## THE REQUEST
Hunt for the word "date" across the entries below, copying each line that holds it.

-- start RECORDS TO PROCESS --

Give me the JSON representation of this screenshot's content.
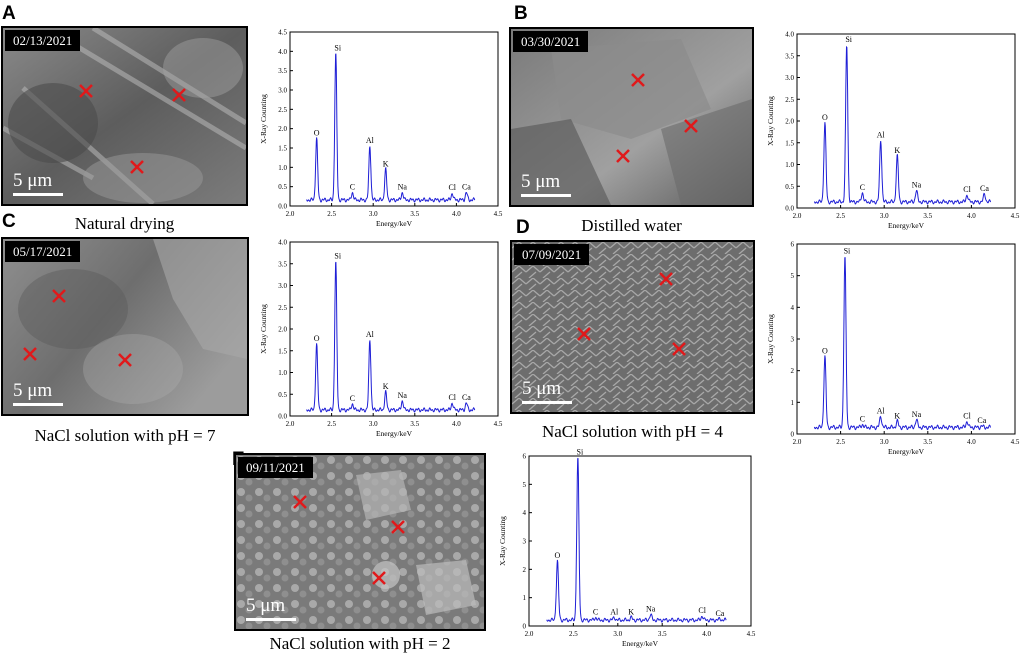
{
  "panels": [
    {
      "letter": "A",
      "date": "02/13/2021",
      "scale": "5 μm",
      "caption": "Natural drying"
    },
    {
      "letter": "B",
      "date": "03/30/2021",
      "scale": "5 μm",
      "caption": "Distilled water"
    },
    {
      "letter": "C",
      "date": "05/17/2021",
      "scale": "5 μm",
      "caption": "NaCl solution with pH = 7"
    },
    {
      "letter": "D",
      "date": "07/09/2021",
      "scale": "5 μm",
      "caption": "NaCl solution with pH = 4"
    },
    {
      "letter": "E",
      "date": "09/11/2021",
      "scale": "5 μm",
      "caption": "NaCl solution with pH = 2"
    }
  ],
  "colors": {
    "spectrum": "#1f1fd6",
    "marker": "#e0191b",
    "sem_bg": "#6e6e6e"
  },
  "chart_data": [
    {
      "type": "line",
      "panel": "A",
      "xlabel": "Energy/keV",
      "ylabel": "X-Ray Counting",
      "xlim": [
        2.0,
        4.5
      ],
      "ylim": [
        0,
        4.5
      ],
      "xticks": [
        "2.0",
        "2.5",
        "3.0",
        "3.5",
        "4.0",
        "4.5"
      ],
      "yticks": [
        "0.0",
        "0.5",
        "1.0",
        "1.5",
        "2.0",
        "2.5",
        "3.0",
        "3.5",
        "4.0",
        "4.5"
      ],
      "peaks": [
        {
          "label": "O",
          "x": 2.32,
          "y": 1.75
        },
        {
          "label": "Si",
          "x": 2.55,
          "y": 3.95
        },
        {
          "label": "C",
          "x": 2.75,
          "y": 0.35
        },
        {
          "label": "Al",
          "x": 2.96,
          "y": 1.55
        },
        {
          "label": "K",
          "x": 3.15,
          "y": 0.95
        },
        {
          "label": "Na",
          "x": 3.35,
          "y": 0.35
        },
        {
          "label": "Cl",
          "x": 3.95,
          "y": 0.33
        },
        {
          "label": "Ca",
          "x": 4.12,
          "y": 0.35
        }
      ]
    },
    {
      "type": "line",
      "panel": "B",
      "xlabel": "Energy/keV",
      "ylabel": "X-Ray Counting",
      "xlim": [
        2.0,
        4.5
      ],
      "ylim": [
        0,
        4.0
      ],
      "xticks": [
        "2.0",
        "2.5",
        "3.0",
        "3.5",
        "4.0",
        "4.5"
      ],
      "yticks": [
        "0.0",
        "0.5",
        "1.0",
        "1.5",
        "2.0",
        "2.5",
        "3.0",
        "3.5",
        "4.0"
      ],
      "peaks": [
        {
          "label": "O",
          "x": 2.32,
          "y": 1.95
        },
        {
          "label": "Si",
          "x": 2.57,
          "y": 3.75
        },
        {
          "label": "C",
          "x": 2.75,
          "y": 0.35
        },
        {
          "label": "Al",
          "x": 2.96,
          "y": 1.55
        },
        {
          "label": "K",
          "x": 3.15,
          "y": 1.2
        },
        {
          "label": "Na",
          "x": 3.37,
          "y": 0.4
        },
        {
          "label": "Cl",
          "x": 3.95,
          "y": 0.3
        },
        {
          "label": "Ca",
          "x": 4.15,
          "y": 0.32
        }
      ]
    },
    {
      "type": "line",
      "panel": "C",
      "xlabel": "Energy/keV",
      "ylabel": "X-Ray Counting",
      "xlim": [
        2.0,
        4.5
      ],
      "ylim": [
        0,
        4.0
      ],
      "xticks": [
        "2.0",
        "2.5",
        "3.0",
        "3.5",
        "4.0",
        "4.5"
      ],
      "yticks": [
        "0.0",
        "0.5",
        "1.0",
        "1.5",
        "2.0",
        "2.5",
        "3.0",
        "3.5",
        "4.0"
      ],
      "peaks": [
        {
          "label": "O",
          "x": 2.32,
          "y": 1.65
        },
        {
          "label": "Si",
          "x": 2.55,
          "y": 3.55
        },
        {
          "label": "C",
          "x": 2.75,
          "y": 0.28
        },
        {
          "label": "Al",
          "x": 2.96,
          "y": 1.75
        },
        {
          "label": "K",
          "x": 3.15,
          "y": 0.55
        },
        {
          "label": "Na",
          "x": 3.35,
          "y": 0.35
        },
        {
          "label": "Cl",
          "x": 3.95,
          "y": 0.3
        },
        {
          "label": "Ca",
          "x": 4.12,
          "y": 0.3
        }
      ]
    },
    {
      "type": "line",
      "panel": "D",
      "xlabel": "Energy/keV",
      "ylabel": "X-Ray Counting",
      "xlim": [
        2.0,
        4.5
      ],
      "ylim": [
        0,
        6
      ],
      "xticks": [
        "2.0",
        "2.5",
        "3.0",
        "3.5",
        "4.0",
        "4.5"
      ],
      "yticks": [
        "0",
        "1",
        "2",
        "3",
        "4",
        "5",
        "6"
      ],
      "peaks": [
        {
          "label": "O",
          "x": 2.32,
          "y": 2.45
        },
        {
          "label": "Si",
          "x": 2.55,
          "y": 5.6
        },
        {
          "label": "C",
          "x": 2.75,
          "y": 0.3
        },
        {
          "label": "Al",
          "x": 2.96,
          "y": 0.55
        },
        {
          "label": "K",
          "x": 3.15,
          "y": 0.4
        },
        {
          "label": "Na",
          "x": 3.37,
          "y": 0.45
        },
        {
          "label": "Cl",
          "x": 3.95,
          "y": 0.4
        },
        {
          "label": "Ca",
          "x": 4.12,
          "y": 0.25
        }
      ]
    },
    {
      "type": "line",
      "panel": "E",
      "xlabel": "Energy/keV",
      "ylabel": "X-Ray Counting",
      "xlim": [
        2.0,
        4.5
      ],
      "ylim": [
        0,
        6
      ],
      "xticks": [
        "2.0",
        "2.5",
        "3.0",
        "3.5",
        "4.0",
        "4.5"
      ],
      "yticks": [
        "0",
        "1",
        "2",
        "3",
        "4",
        "5",
        "6"
      ],
      "peaks": [
        {
          "label": "O",
          "x": 2.32,
          "y": 2.3
        },
        {
          "label": "Si",
          "x": 2.55,
          "y": 5.95
        },
        {
          "label": "C",
          "x": 2.75,
          "y": 0.3
        },
        {
          "label": "Al",
          "x": 2.96,
          "y": 0.3
        },
        {
          "label": "K",
          "x": 3.15,
          "y": 0.3
        },
        {
          "label": "Na",
          "x": 3.37,
          "y": 0.4
        },
        {
          "label": "Cl",
          "x": 3.95,
          "y": 0.35
        },
        {
          "label": "Ca",
          "x": 4.15,
          "y": 0.25
        }
      ]
    }
  ]
}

-- end RECORDS TO PROCESS --

## PROBLEM SOLUTION
      "date": "02/13/2021",
      "date": "03/30/2021",
      "date": "05/17/2021",
      "date": "07/09/2021",
      "date": "09/11/2021",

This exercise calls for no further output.